Entries provided:

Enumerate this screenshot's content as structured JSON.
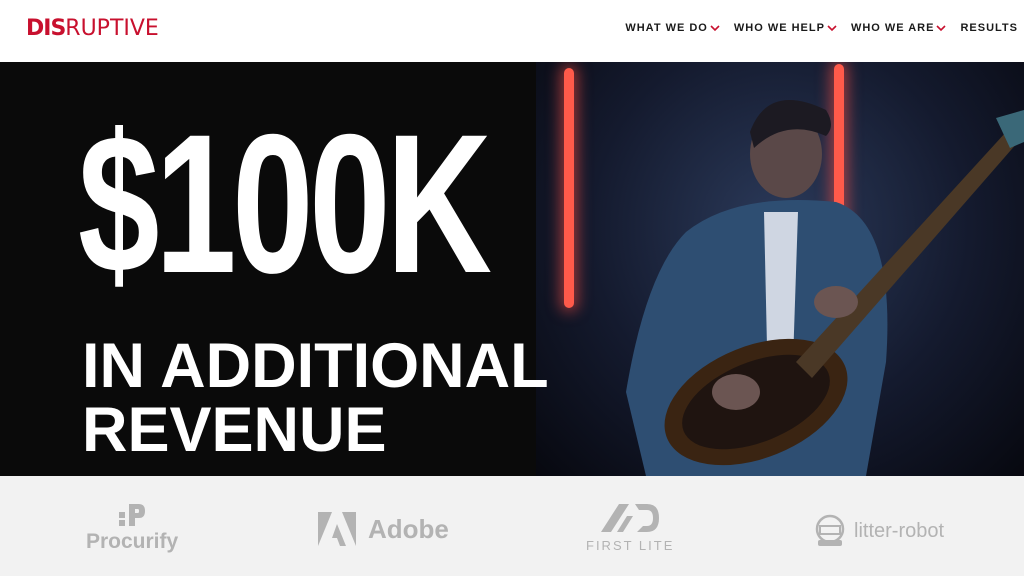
{
  "header": {
    "logo": {
      "strong": "DIS",
      "light": "RUPTIVE"
    },
    "nav": [
      {
        "label": "WHAT WE DO",
        "dropdown": true
      },
      {
        "label": "WHO WE HELP",
        "dropdown": true
      },
      {
        "label": "WHO WE ARE",
        "dropdown": true
      },
      {
        "label": "RESULTS",
        "dropdown": false
      }
    ]
  },
  "hero": {
    "headline": "$100K",
    "subline1": "IN ADDITIONAL",
    "subline2": "REVENUE",
    "image": "guitarist-playing-electric-guitar-neon-lights"
  },
  "clients": [
    {
      "name": "Procurify",
      "icon": "procurify-logo-icon"
    },
    {
      "name": "Adobe",
      "icon": "adobe-logo-icon"
    },
    {
      "name": "FIRST LITE",
      "icon": "first-lite-logo-icon"
    },
    {
      "name": "litter-robot",
      "icon": "litter-robot-logo-icon"
    }
  ],
  "colors": {
    "brand_red": "#c8102e",
    "hero_bg": "#0a0a0a",
    "logo_strip_bg": "#f2f2f2",
    "client_logo_gray": "#b3b3b3"
  }
}
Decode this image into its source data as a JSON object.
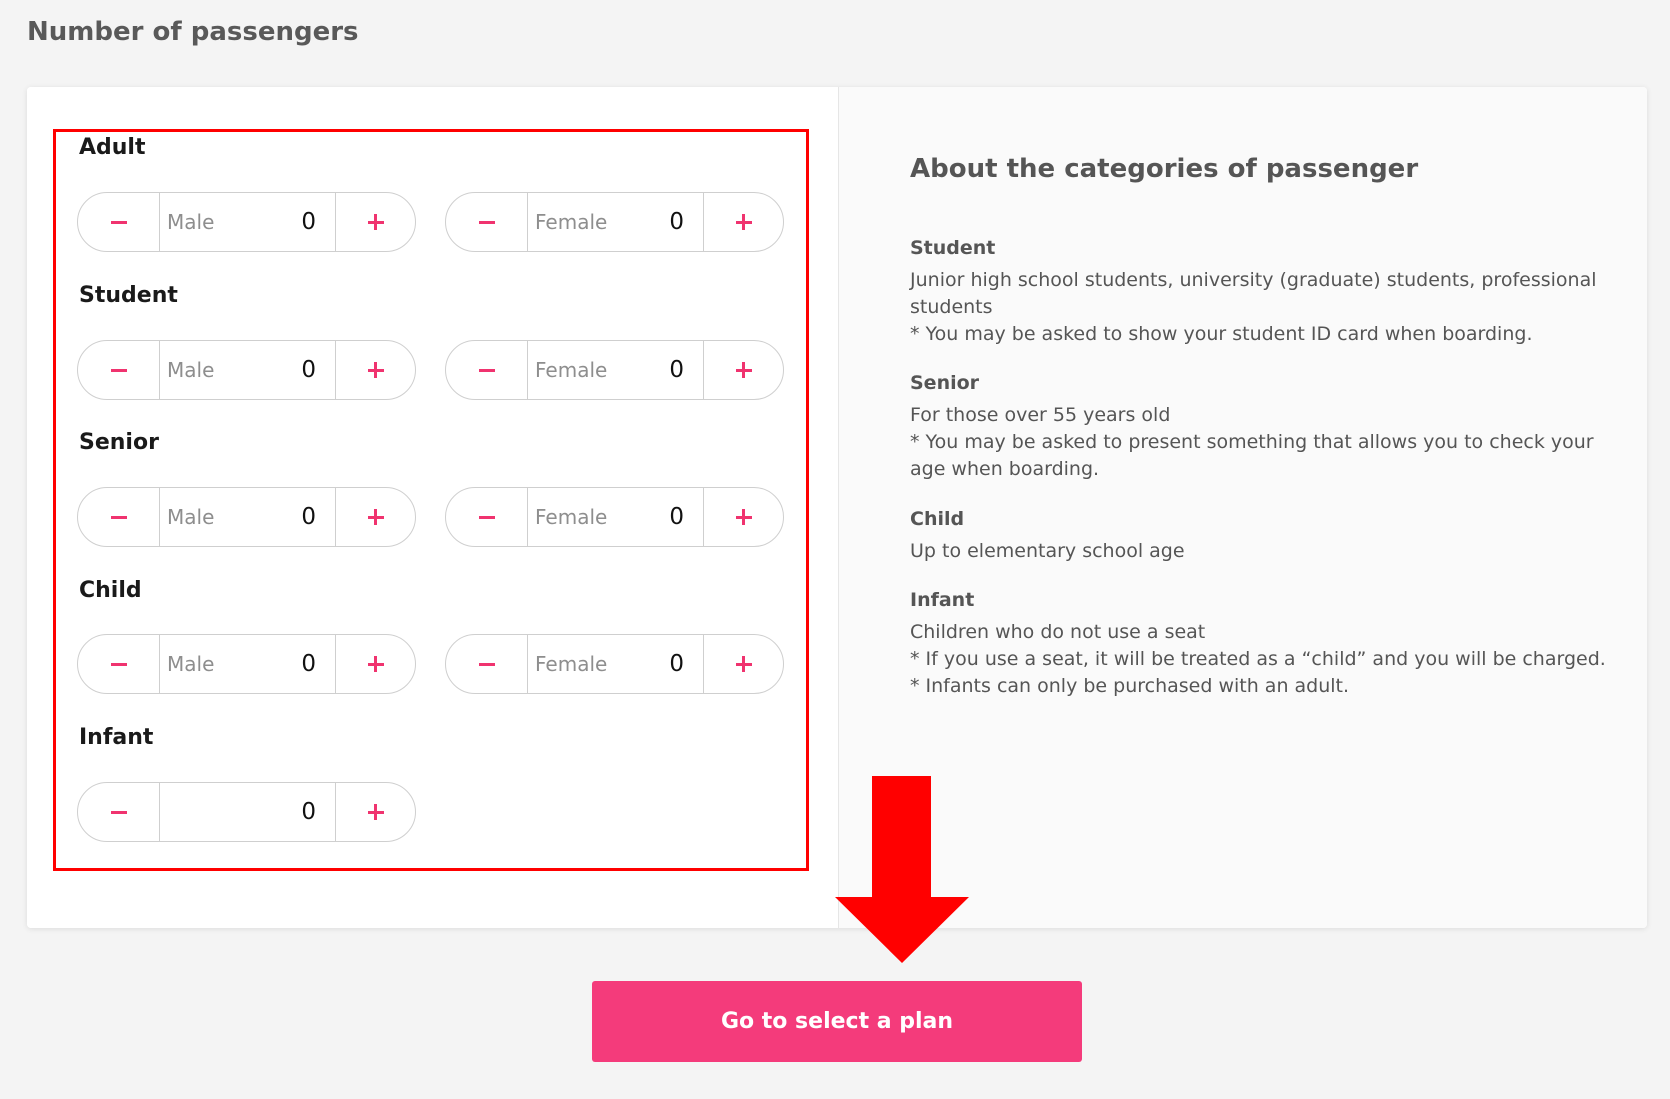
{
  "page": {
    "title": "Number of passengers"
  },
  "passengers": {
    "categories": [
      {
        "label": "Adult",
        "steppers": [
          {
            "gender": "Male",
            "count": "0"
          },
          {
            "gender": "Female",
            "count": "0"
          }
        ]
      },
      {
        "label": "Student",
        "steppers": [
          {
            "gender": "Male",
            "count": "0"
          },
          {
            "gender": "Female",
            "count": "0"
          }
        ]
      },
      {
        "label": "Senior",
        "steppers": [
          {
            "gender": "Male",
            "count": "0"
          },
          {
            "gender": "Female",
            "count": "0"
          }
        ]
      },
      {
        "label": "Child",
        "steppers": [
          {
            "gender": "Male",
            "count": "0"
          },
          {
            "gender": "Female",
            "count": "0"
          }
        ]
      },
      {
        "label": "Infant",
        "steppers": [
          {
            "gender": "",
            "count": "0"
          }
        ]
      }
    ],
    "icons": {
      "decrement": "minus-icon",
      "increment": "plus-icon"
    }
  },
  "about": {
    "title": "About the categories of passenger",
    "sections": [
      {
        "heading": "Student",
        "lines": [
          "Junior high school students, university (graduate) students, professional students",
          "* You may be asked to show your student ID card when boarding."
        ]
      },
      {
        "heading": "Senior",
        "lines": [
          "For those over 55 years old",
          "* You may be asked to present something that allows you to check your age when boarding."
        ]
      },
      {
        "heading": "Child",
        "lines": [
          "Up to elementary school age"
        ]
      },
      {
        "heading": "Infant",
        "lines": [
          "Children who do not use a seat",
          "* If you use a seat, it will be treated as a “child” and you will be charged.",
          "* Infants can only be purchased with an adult."
        ]
      }
    ]
  },
  "annotation": {
    "arrow": "down-arrow-icon",
    "highlight_color": "#ff0000"
  },
  "actions": {
    "next_label": "Go to select a plan"
  },
  "colors": {
    "accent": "#f43b7b",
    "stepper_icon": "#f0336f",
    "page_background": "#f4f4f4"
  }
}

What to work on:
Pick out the lines containing the word "when" and show them.

Answer to this task:
          "* You may be asked to show your student ID card when boarding."
          "* You may be asked to present something that allows you to check your age when boarding."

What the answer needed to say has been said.